### ENTRIES SUPPLIED
------------

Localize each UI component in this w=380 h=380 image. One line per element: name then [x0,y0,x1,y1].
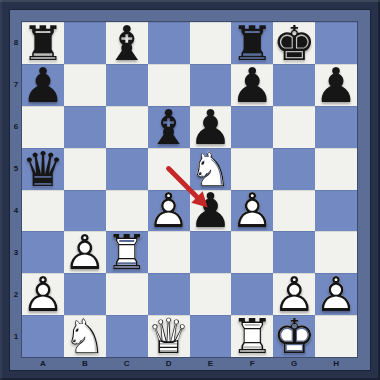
piece-outline-layer: ♕ [148,315,190,357]
square-h7[interactable]: ♟ [315,64,357,106]
square-a1[interactable] [22,315,64,357]
piece-fill-layer: ♝ [148,106,190,148]
square-f3[interactable] [231,231,273,273]
rank-label: 8 [10,22,22,64]
square-h1[interactable] [315,315,357,357]
square-g4[interactable] [273,190,315,232]
square-b6[interactable] [64,106,106,148]
file-label: H [315,357,357,370]
square-c3[interactable]: ♜♖ [106,231,148,273]
piece-outline-layer: ♙ [148,190,190,232]
square-g8[interactable]: ♚ [273,22,315,64]
chess-diagram: 8 7 6 5 4 3 2 1 ♜♝♜♚♟♟♟♝♟♛♞♘♟♙♟♟♙♟♙♜♖♟♙♟… [0,0,380,380]
square-f1[interactable]: ♜♖ [231,315,273,357]
square-c5[interactable] [106,148,148,190]
black-king-icon[interactable]: ♚ [273,22,315,64]
square-g5[interactable] [273,148,315,190]
black-pawn-icon[interactable]: ♟ [315,64,357,106]
file-label: F [231,357,273,370]
square-e1[interactable] [190,315,232,357]
piece-outline-layer: ♔ [273,315,315,357]
square-d4[interactable]: ♟♙ [148,190,190,232]
white-rook-icon[interactable]: ♜♖ [106,231,148,273]
square-d1[interactable]: ♛♕ [148,315,190,357]
rank-labels: 8 7 6 5 4 3 2 1 [10,22,22,357]
piece-outline-layer: ♙ [315,273,357,315]
white-pawn-icon[interactable]: ♟♙ [22,273,64,315]
piece-outline-layer: ♙ [231,190,273,232]
white-knight-icon[interactable]: ♞♘ [64,315,106,357]
white-queen-icon[interactable]: ♛♕ [148,315,190,357]
black-bishop-icon[interactable]: ♝ [148,106,190,148]
file-label: D [148,357,190,370]
white-king-icon[interactable]: ♚♔ [273,315,315,357]
square-f6[interactable] [231,106,273,148]
square-a7[interactable]: ♟ [22,64,64,106]
square-e8[interactable] [190,22,232,64]
rank-label: 1 [10,315,22,357]
square-e4[interactable]: ♟ [190,190,232,232]
rank-label: 5 [10,148,22,190]
square-a5[interactable]: ♛ [22,148,64,190]
square-e3[interactable] [190,231,232,273]
black-pawn-icon[interactable]: ♟ [22,64,64,106]
square-b8[interactable] [64,22,106,64]
file-label: C [106,357,148,370]
square-f7[interactable]: ♟ [231,64,273,106]
square-c6[interactable] [106,106,148,148]
rank-label: 2 [10,273,22,315]
square-d6[interactable]: ♝ [148,106,190,148]
file-label: E [190,357,232,370]
black-pawn-icon[interactable]: ♟ [231,64,273,106]
square-b5[interactable] [64,148,106,190]
board-frame: 8 7 6 5 4 3 2 1 ♜♝♜♚♟♟♟♝♟♛♞♘♟♙♟♟♙♟♙♜♖♟♙♟… [10,10,370,370]
square-h5[interactable] [315,148,357,190]
square-a4[interactable] [22,190,64,232]
rank-label: 7 [10,64,22,106]
square-b3[interactable]: ♟♙ [64,231,106,273]
square-d8[interactable] [148,22,190,64]
square-g7[interactable] [273,64,315,106]
piece-outline-layer: ♘ [64,315,106,357]
piece-outline-layer: ♖ [231,315,273,357]
file-labels: A B C D E F G H [22,357,357,370]
square-h4[interactable] [315,190,357,232]
rank-label: 4 [10,190,22,232]
square-g6[interactable] [273,106,315,148]
piece-fill-layer: ♝ [106,22,148,64]
file-label: A [22,357,64,370]
square-b7[interactable] [64,64,106,106]
piece-fill-layer: ♟ [231,64,273,106]
square-b1[interactable]: ♞♘ [64,315,106,357]
square-c2[interactable] [106,273,148,315]
chess-board: ♜♝♜♚♟♟♟♝♟♛♞♘♟♙♟♟♙♟♙♜♖♟♙♟♙♟♙♞♘♛♕♜♖♚♔ [22,22,357,357]
piece-fill-layer: ♟ [22,64,64,106]
square-h2[interactable]: ♟♙ [315,273,357,315]
square-c1[interactable] [106,315,148,357]
file-label: G [273,357,315,370]
piece-fill-layer: ♟ [315,64,357,106]
rank-label: 3 [10,231,22,273]
square-c8[interactable]: ♝ [106,22,148,64]
square-h6[interactable] [315,106,357,148]
square-g1[interactable]: ♚♔ [273,315,315,357]
white-pawn-icon[interactable]: ♟♙ [315,273,357,315]
piece-fill-layer: ♟ [190,190,232,232]
square-e2[interactable] [190,273,232,315]
piece-outline-layer: ♖ [106,231,148,273]
piece-outline-layer: ♙ [22,273,64,315]
white-rook-icon[interactable]: ♜♖ [231,315,273,357]
black-pawn-icon[interactable]: ♟ [190,190,232,232]
piece-fill-layer: ♚ [273,22,315,64]
rank-label: 6 [10,106,22,148]
piece-fill-layer: ♛ [22,148,64,190]
white-pawn-icon[interactable]: ♟♙ [148,190,190,232]
black-bishop-icon[interactable]: ♝ [106,22,148,64]
file-label: B [64,357,106,370]
square-d3[interactable] [148,231,190,273]
white-pawn-icon[interactable]: ♟♙ [64,231,106,273]
square-f4[interactable]: ♟♙ [231,190,273,232]
square-a2[interactable]: ♟♙ [22,273,64,315]
black-queen-icon[interactable]: ♛ [22,148,64,190]
square-c7[interactable] [106,64,148,106]
piece-outline-layer: ♙ [64,231,106,273]
white-pawn-icon[interactable]: ♟♙ [231,190,273,232]
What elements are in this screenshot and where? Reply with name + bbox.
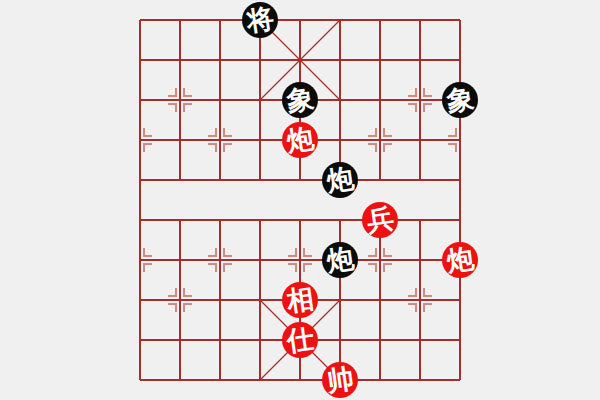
board-point: 象 xyxy=(440,80,480,120)
piece-black-elephant-2[interactable]: 象 xyxy=(442,82,478,118)
piece-black-general[interactable]: 将 xyxy=(242,2,278,38)
board-point: 将 xyxy=(240,0,280,40)
board-point: 帅 xyxy=(320,360,360,400)
board-point: 相 xyxy=(280,280,320,320)
piece-label: 兵 xyxy=(365,205,395,235)
board-point: 象 xyxy=(280,80,320,120)
board-point: 炮 xyxy=(280,120,320,160)
piece-black-cannon-1[interactable]: 炮 xyxy=(322,162,358,198)
piece-red-advisor[interactable]: 仕 xyxy=(282,322,318,358)
piece-black-elephant-1[interactable]: 象 xyxy=(282,82,318,118)
piece-label: 炮 xyxy=(285,125,315,155)
board-point: 兵 xyxy=(360,200,400,240)
piece-label: 炮 xyxy=(445,245,475,275)
piece-grid: 将象象炮炮兵炮炮相仕帅 xyxy=(120,0,480,400)
piece-label: 仕 xyxy=(285,325,315,355)
board-point: 炮 xyxy=(320,240,360,280)
board-point: 炮 xyxy=(440,240,480,280)
xiangqi-screenshot: 将象象炮炮兵炮炮相仕帅 xyxy=(0,0,600,400)
piece-label: 象 xyxy=(285,85,315,115)
board-point: 仕 xyxy=(280,320,320,360)
piece-red-cannon-2[interactable]: 炮 xyxy=(442,242,478,278)
board-point: 炮 xyxy=(320,160,360,200)
piece-label: 相 xyxy=(285,285,315,315)
piece-red-elephant[interactable]: 相 xyxy=(282,282,318,318)
piece-label: 炮 xyxy=(325,165,355,195)
piece-label: 帅 xyxy=(325,365,355,395)
piece-label: 炮 xyxy=(325,245,355,275)
piece-label: 象 xyxy=(445,85,475,115)
piece-black-cannon-2[interactable]: 炮 xyxy=(322,242,358,278)
xiangqi-board[interactable]: 将象象炮炮兵炮炮相仕帅 xyxy=(0,0,600,400)
piece-red-soldier[interactable]: 兵 xyxy=(362,202,398,238)
piece-red-general[interactable]: 帅 xyxy=(322,362,358,398)
piece-label: 将 xyxy=(245,5,275,35)
piece-red-cannon-1[interactable]: 炮 xyxy=(282,122,318,158)
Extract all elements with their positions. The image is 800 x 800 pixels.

------------

### OBJECTIVE
Rewrite the data from the line holding "piece-outline-layer: ♕ [148,315,190,357]" through the line holding "piece-outline-layer: ♙ [148,190,190,232]", inclusive, with "interactable" changed to "clickable" and everything else left the same.

### ANSWER FOR THE TASK
piece-outline-layer: ♕ [148,315,190,357]
square-h7[clickable]: ♟ [315,64,357,106]
square-a1[clickable] [22,315,64,357]
piece-fill-layer: ♝ [148,106,190,148]
square-f3[clickable] [231,231,273,273]
rank-label: 8 [10,22,22,64]
square-h1[clickable] [315,315,357,357]
square-g4[clickable] [273,190,315,232]
square-b6[clickable] [64,106,106,148]
file-label: H [315,357,357,370]
square-c3[clickable]: ♜♖ [106,231,148,273]
piece-outline-layer: ♙ [148,190,190,232]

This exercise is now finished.